# Given exercise:
Find the lines that contain the word "csdn" and copy each one.

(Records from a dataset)
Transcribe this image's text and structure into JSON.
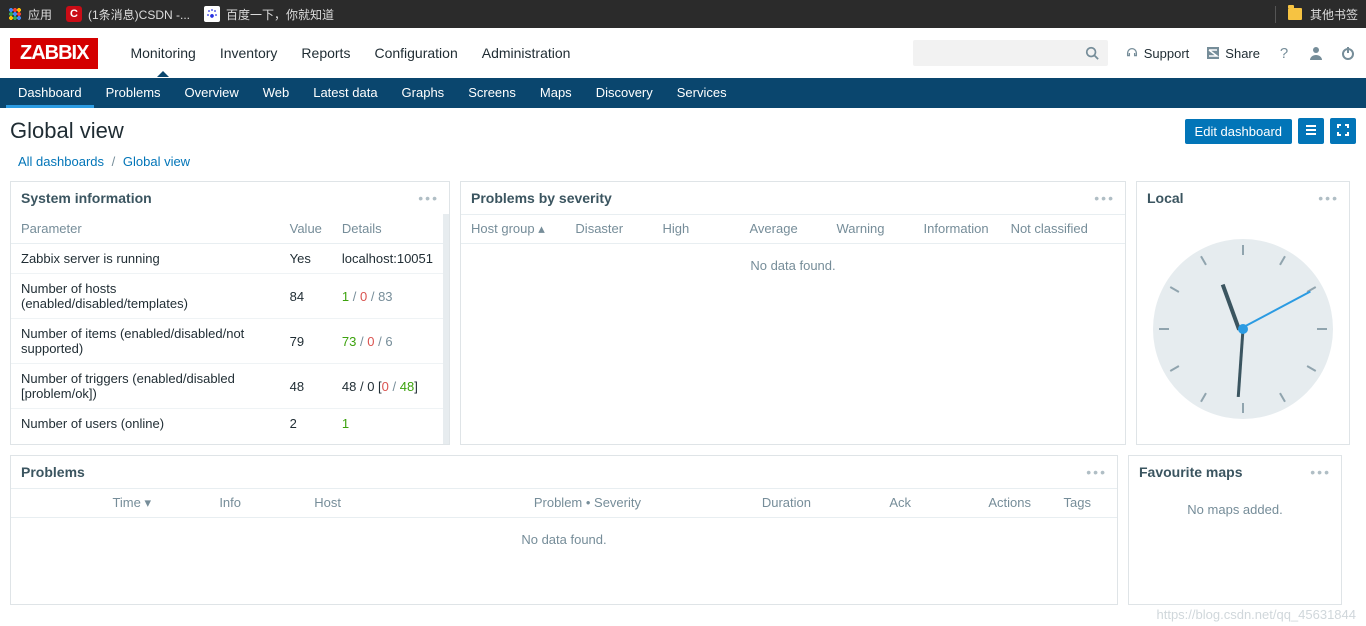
{
  "browser": {
    "apps": "应用",
    "csdn": "(1条消息)CSDN -...",
    "baidu": "百度一下，你就知道",
    "other": "其他书签"
  },
  "logo": "ZABBIX",
  "topnav": [
    "Monitoring",
    "Inventory",
    "Reports",
    "Configuration",
    "Administration"
  ],
  "header": {
    "support": "Support",
    "share": "Share",
    "help": "?"
  },
  "subnav": [
    "Dashboard",
    "Problems",
    "Overview",
    "Web",
    "Latest data",
    "Graphs",
    "Screens",
    "Maps",
    "Discovery",
    "Services"
  ],
  "page_title": "Global view",
  "edit_dashboard": "Edit dashboard",
  "breadcrumb": {
    "all": "All dashboards",
    "current": "Global view",
    "sep": "/"
  },
  "sysinfo": {
    "title": "System information",
    "cols": [
      "Parameter",
      "Value",
      "Details"
    ],
    "rows": [
      {
        "p": "Zabbix server is running",
        "v": "Yes",
        "vcls": "green",
        "d0": "localhost:10051"
      },
      {
        "p": "Number of hosts (enabled/disabled/templates)",
        "v": "84",
        "d_a": "1",
        "d_b": " / ",
        "d_c": "0",
        "d_d": " / ",
        "d_e": "83"
      },
      {
        "p": "Number of items (enabled/disabled/not supported)",
        "v": "79",
        "d_a": "73",
        "d_b": " / ",
        "d_c": "0",
        "d_d": " / ",
        "d_e": "6"
      },
      {
        "p": "Number of triggers (enabled/disabled [problem/ok])",
        "v": "48",
        "d_raw1": "48 / 0 [",
        "d_c": "0",
        "d_d": " / ",
        "d_e": "48",
        "d_raw2": "]"
      },
      {
        "p": "Number of users (online)",
        "v": "2",
        "d_a": "1"
      }
    ]
  },
  "severity": {
    "title": "Problems by severity",
    "cols": [
      "Host group ▴",
      "Disaster",
      "High",
      "Average",
      "Warning",
      "Information",
      "Not classified"
    ],
    "empty": "No data found."
  },
  "local": {
    "title": "Local"
  },
  "problems": {
    "title": "Problems",
    "cols": [
      "Time ▾",
      "Info",
      "Host",
      "Problem • Severity",
      "Duration",
      "Ack",
      "Actions",
      "Tags"
    ],
    "empty": "No data found."
  },
  "favmaps": {
    "title": "Favourite maps",
    "empty": "No maps added."
  },
  "watermark": "https://blog.csdn.net/qq_45631844"
}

# Response to the task:
    "csdn": "(1条消息)CSDN -...",
  "watermark": "https://blog.csdn.net/qq_45631844"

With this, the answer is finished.